## [Goal]
In the listing below, locate the lines that hold "Trumpet" and copy them.

Extracted records:
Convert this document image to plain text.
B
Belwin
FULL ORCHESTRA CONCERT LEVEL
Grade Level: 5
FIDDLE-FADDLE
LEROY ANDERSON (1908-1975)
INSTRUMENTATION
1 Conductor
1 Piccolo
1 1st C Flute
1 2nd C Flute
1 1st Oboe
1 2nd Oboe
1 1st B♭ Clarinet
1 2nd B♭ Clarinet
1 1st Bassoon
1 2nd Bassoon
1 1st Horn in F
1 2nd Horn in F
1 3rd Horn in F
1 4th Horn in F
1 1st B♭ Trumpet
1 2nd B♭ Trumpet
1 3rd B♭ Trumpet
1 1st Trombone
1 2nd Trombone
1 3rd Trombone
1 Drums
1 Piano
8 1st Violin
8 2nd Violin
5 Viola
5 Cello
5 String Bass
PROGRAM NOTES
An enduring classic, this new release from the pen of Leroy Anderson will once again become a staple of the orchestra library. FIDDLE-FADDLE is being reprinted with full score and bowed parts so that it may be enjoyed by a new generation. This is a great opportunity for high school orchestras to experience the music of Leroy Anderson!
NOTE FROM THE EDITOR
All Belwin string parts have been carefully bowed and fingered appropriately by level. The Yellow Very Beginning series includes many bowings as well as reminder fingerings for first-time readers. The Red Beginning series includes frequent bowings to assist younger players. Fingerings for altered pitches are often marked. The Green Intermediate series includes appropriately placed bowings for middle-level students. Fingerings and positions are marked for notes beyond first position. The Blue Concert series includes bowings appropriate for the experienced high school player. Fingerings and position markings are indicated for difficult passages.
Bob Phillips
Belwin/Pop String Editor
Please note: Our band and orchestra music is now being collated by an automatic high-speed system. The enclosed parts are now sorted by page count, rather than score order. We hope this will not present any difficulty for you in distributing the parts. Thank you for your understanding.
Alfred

---

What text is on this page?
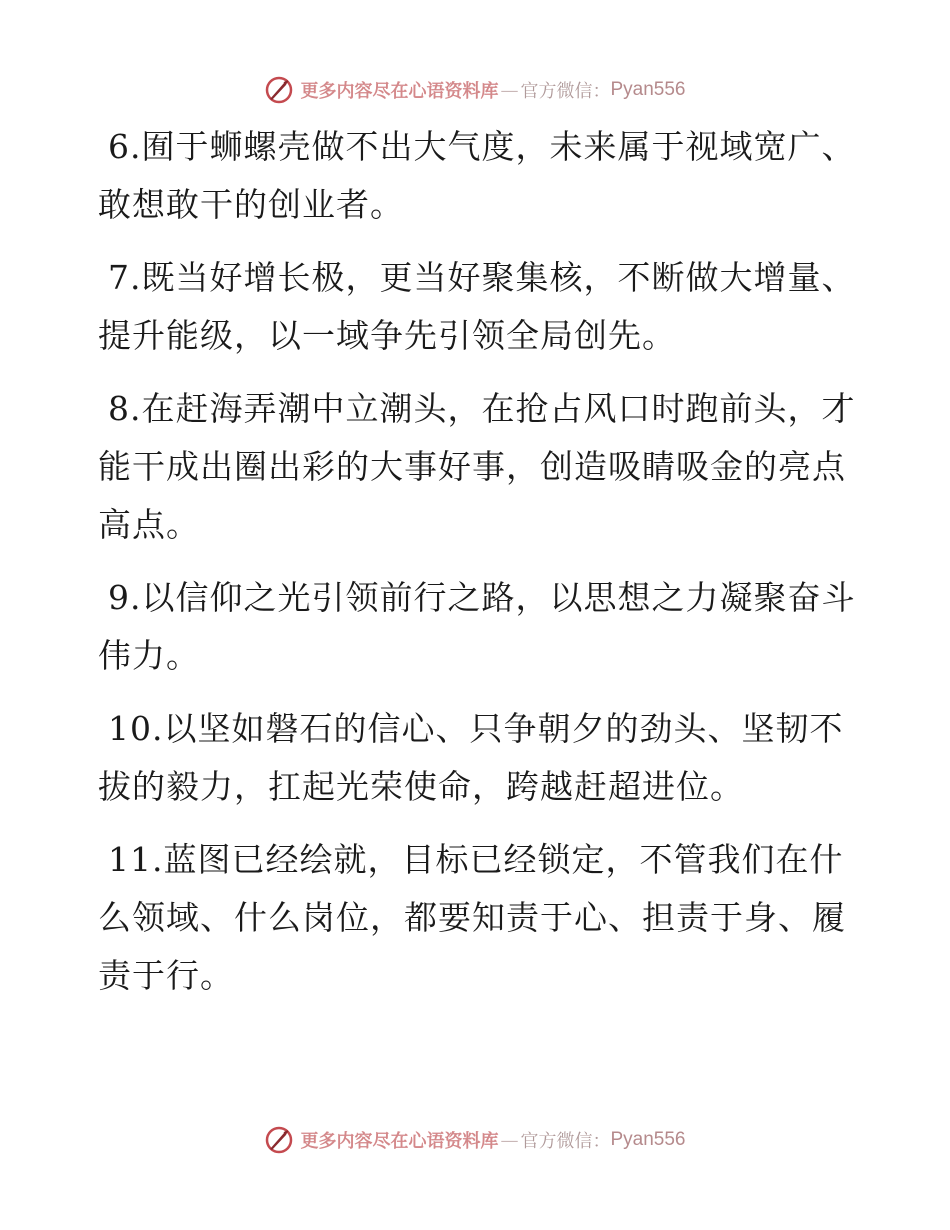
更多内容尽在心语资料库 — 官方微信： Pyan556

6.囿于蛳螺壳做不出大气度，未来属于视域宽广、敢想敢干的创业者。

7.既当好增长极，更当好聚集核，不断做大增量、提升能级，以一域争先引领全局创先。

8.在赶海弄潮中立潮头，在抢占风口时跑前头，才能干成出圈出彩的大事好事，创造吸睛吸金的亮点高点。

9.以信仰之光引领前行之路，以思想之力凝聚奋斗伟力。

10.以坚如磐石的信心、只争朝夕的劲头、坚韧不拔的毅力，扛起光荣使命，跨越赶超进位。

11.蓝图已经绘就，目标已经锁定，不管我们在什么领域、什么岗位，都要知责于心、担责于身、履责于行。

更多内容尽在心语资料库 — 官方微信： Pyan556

## [Answer to this problem]
1 1st B♭ Trumpet
1 2nd B♭ Trumpet
1 3rd B♭ Trumpet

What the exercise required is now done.